What you are asked to do =
Count every line in the following entries where the word "this" appears. Give the count alone.

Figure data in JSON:
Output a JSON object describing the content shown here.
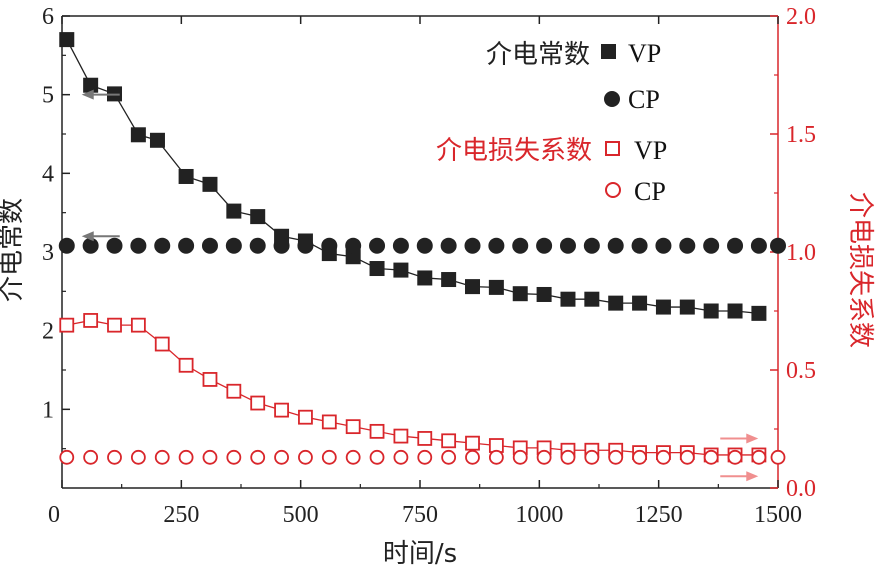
{
  "chart_data": {
    "type": "line",
    "x_label": "时间/s",
    "y_label_left": "介电常数",
    "y_label_right": "介电损失系数",
    "x_ticks": [
      "0",
      "250",
      "500",
      "750",
      "1000",
      "1250",
      "1500"
    ],
    "y_ticks_left": [
      "1",
      "2",
      "3",
      "4",
      "5",
      "6"
    ],
    "y_ticks_right": [
      "0.0",
      "0.5",
      "1.0",
      "1.5",
      "2.0"
    ],
    "xlim": [
      0,
      1500
    ],
    "ylim_left": [
      0,
      6
    ],
    "ylim_right": [
      0,
      2.0
    ],
    "legend": {
      "group1_label": "介电常数",
      "group2_label": "介电损失系数",
      "vp": "VP",
      "cp": "CP"
    },
    "series": [
      {
        "name": "介电常数 VP",
        "axis": "left",
        "marker": "filled-square",
        "color": "#222222",
        "x": [
          10,
          60,
          110,
          160,
          200,
          260,
          310,
          360,
          410,
          460,
          510,
          560,
          610,
          660,
          710,
          760,
          810,
          860,
          910,
          960,
          1010,
          1060,
          1110,
          1160,
          1210,
          1260,
          1310,
          1360,
          1410,
          1460
        ],
        "y": [
          5.7,
          5.12,
          5.01,
          4.49,
          4.42,
          3.96,
          3.86,
          3.52,
          3.45,
          3.2,
          3.14,
          2.98,
          2.94,
          2.79,
          2.77,
          2.67,
          2.65,
          2.56,
          2.55,
          2.47,
          2.46,
          2.4,
          2.4,
          2.35,
          2.35,
          2.3,
          2.3,
          2.25,
          2.25,
          2.22
        ]
      },
      {
        "name": "介电常数 CP",
        "axis": "left",
        "marker": "filled-circle",
        "color": "#222222",
        "x": [
          10,
          60,
          110,
          160,
          210,
          260,
          310,
          360,
          410,
          460,
          510,
          560,
          610,
          660,
          710,
          760,
          810,
          860,
          910,
          960,
          1010,
          1060,
          1110,
          1160,
          1210,
          1260,
          1310,
          1360,
          1410,
          1460,
          1500
        ],
        "y": [
          3.08,
          3.08,
          3.08,
          3.08,
          3.08,
          3.08,
          3.08,
          3.08,
          3.08,
          3.08,
          3.08,
          3.08,
          3.08,
          3.08,
          3.08,
          3.08,
          3.08,
          3.08,
          3.08,
          3.08,
          3.08,
          3.08,
          3.08,
          3.08,
          3.08,
          3.08,
          3.08,
          3.08,
          3.08,
          3.08,
          3.08
        ]
      },
      {
        "name": "介电损失系数 VP",
        "axis": "right",
        "marker": "open-square",
        "color": "#d9262b",
        "x": [
          10,
          60,
          110,
          160,
          210,
          260,
          310,
          360,
          410,
          460,
          510,
          560,
          610,
          660,
          710,
          760,
          810,
          860,
          910,
          960,
          1010,
          1060,
          1110,
          1160,
          1210,
          1260,
          1310,
          1360,
          1410,
          1460
        ],
        "y": [
          0.69,
          0.71,
          0.69,
          0.69,
          0.61,
          0.52,
          0.46,
          0.41,
          0.36,
          0.33,
          0.3,
          0.28,
          0.26,
          0.24,
          0.22,
          0.21,
          0.2,
          0.19,
          0.18,
          0.17,
          0.17,
          0.16,
          0.16,
          0.16,
          0.15,
          0.15,
          0.15,
          0.14,
          0.14,
          0.14
        ]
      },
      {
        "name": "介电损失系数 CP",
        "axis": "right",
        "marker": "open-circle",
        "color": "#d9262b",
        "x": [
          10,
          60,
          110,
          160,
          210,
          260,
          310,
          360,
          410,
          460,
          510,
          560,
          610,
          660,
          710,
          760,
          810,
          860,
          910,
          960,
          1010,
          1060,
          1110,
          1160,
          1210,
          1260,
          1310,
          1360,
          1410,
          1460,
          1500
        ],
        "y": [
          0.13,
          0.13,
          0.13,
          0.13,
          0.13,
          0.13,
          0.13,
          0.13,
          0.13,
          0.13,
          0.13,
          0.13,
          0.13,
          0.13,
          0.13,
          0.13,
          0.13,
          0.13,
          0.13,
          0.13,
          0.13,
          0.13,
          0.13,
          0.13,
          0.13,
          0.13,
          0.13,
          0.13,
          0.13,
          0.13,
          0.13
        ]
      }
    ],
    "annotations": [
      {
        "name": "arrow-left-vp",
        "axis": "left",
        "x": 100,
        "y": 5.0,
        "direction": "left"
      },
      {
        "name": "arrow-left-cp",
        "axis": "left",
        "x": 100,
        "y": 3.2,
        "direction": "left"
      },
      {
        "name": "arrow-right-vp",
        "axis": "right",
        "x": 1400,
        "y": 0.21,
        "direction": "right"
      },
      {
        "name": "arrow-right-cp",
        "axis": "right",
        "x": 1400,
        "y": 0.05,
        "direction": "right"
      }
    ]
  }
}
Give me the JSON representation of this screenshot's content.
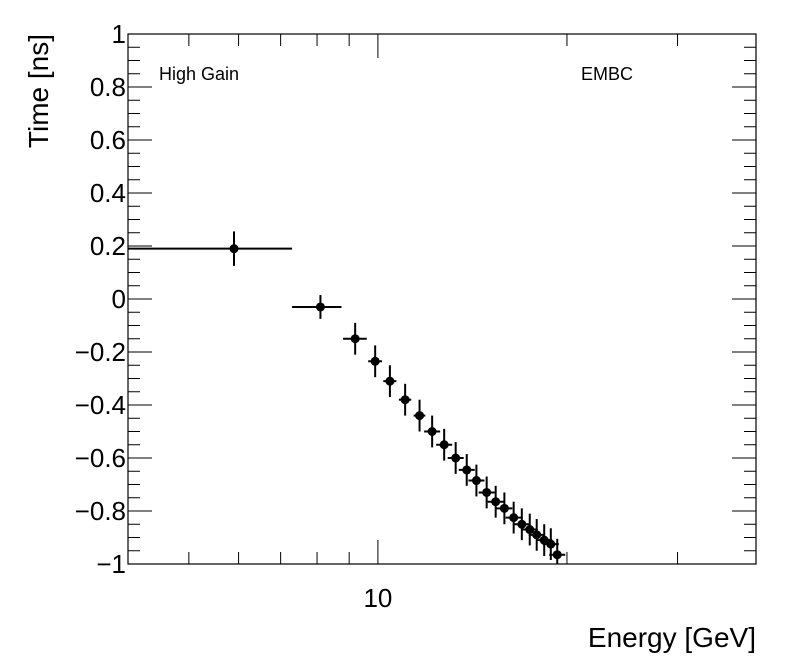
{
  "chart_data": {
    "type": "scatter",
    "xlabel": "Energy [GeV]",
    "ylabel": "Time [ns]",
    "xscale": "log",
    "xlim": [
      4,
      40
    ],
    "ylim": [
      -1,
      1
    ],
    "yticks": [
      -1,
      -0.8,
      -0.6,
      -0.4,
      -0.2,
      0,
      0.2,
      0.4,
      0.6,
      0.8,
      1
    ],
    "ytick_labels": [
      "−1",
      "−0.8",
      "−0.6",
      "−0.4",
      "−0.2",
      "0",
      "0.2",
      "0.4",
      "0.6",
      "0.8",
      "1"
    ],
    "xticks": [
      10
    ],
    "xtick_labels": [
      "10"
    ],
    "annotations": [
      "High Gain",
      "EMBC"
    ],
    "grid": false,
    "marker_color": "#000000",
    "series": [
      {
        "points": [
          {
            "x": 5.9,
            "xlo": 4.0,
            "xhi": 7.3,
            "y": 0.19,
            "yerr": 0.065
          },
          {
            "x": 8.1,
            "xlo": 7.3,
            "xhi": 8.75,
            "y": -0.03,
            "yerr": 0.045
          },
          {
            "x": 9.2,
            "xlo": 8.8,
            "xhi": 9.6,
            "y": -0.15,
            "yerr": 0.06
          },
          {
            "x": 9.9,
            "xlo": 9.65,
            "xhi": 10.15,
            "y": -0.235,
            "yerr": 0.06
          },
          {
            "x": 10.45,
            "xlo": 10.2,
            "xhi": 10.7,
            "y": -0.31,
            "yerr": 0.06
          },
          {
            "x": 11.05,
            "xlo": 10.8,
            "xhi": 11.3,
            "y": -0.38,
            "yerr": 0.06
          },
          {
            "x": 11.65,
            "xlo": 11.4,
            "xhi": 11.9,
            "y": -0.44,
            "yerr": 0.06
          },
          {
            "x": 12.2,
            "y": -0.5,
            "yerr": 0.06
          },
          {
            "x": 12.75,
            "y": -0.55,
            "yerr": 0.06
          },
          {
            "x": 13.3,
            "y": -0.6,
            "yerr": 0.06
          },
          {
            "x": 13.85,
            "y": -0.645,
            "yerr": 0.06
          },
          {
            "x": 14.35,
            "y": -0.685,
            "yerr": 0.06
          },
          {
            "x": 14.9,
            "y": -0.73,
            "yerr": 0.06
          },
          {
            "x": 15.4,
            "y": -0.765,
            "yerr": 0.06
          },
          {
            "x": 15.9,
            "y": -0.79,
            "yerr": 0.06
          },
          {
            "x": 16.45,
            "y": -0.825,
            "yerr": 0.06
          },
          {
            "x": 16.95,
            "y": -0.85,
            "yerr": 0.06
          },
          {
            "x": 17.45,
            "y": -0.87,
            "yerr": 0.06
          },
          {
            "x": 17.9,
            "y": -0.89,
            "yerr": 0.06
          },
          {
            "x": 18.4,
            "y": -0.91,
            "yerr": 0.06
          },
          {
            "x": 18.85,
            "y": -0.925,
            "yerr": 0.06
          },
          {
            "x": 19.3,
            "y": -0.965,
            "yerr": 0.06
          }
        ]
      }
    ]
  }
}
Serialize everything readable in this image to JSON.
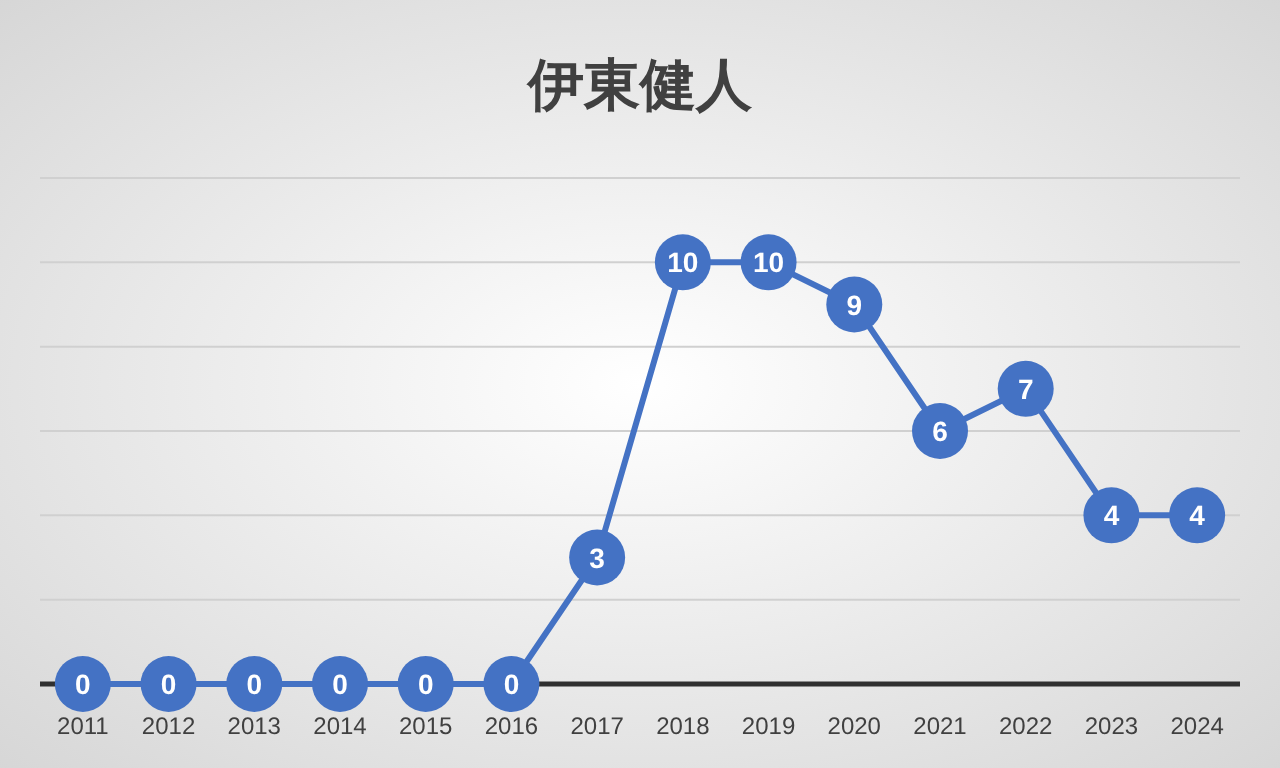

Correct response =
2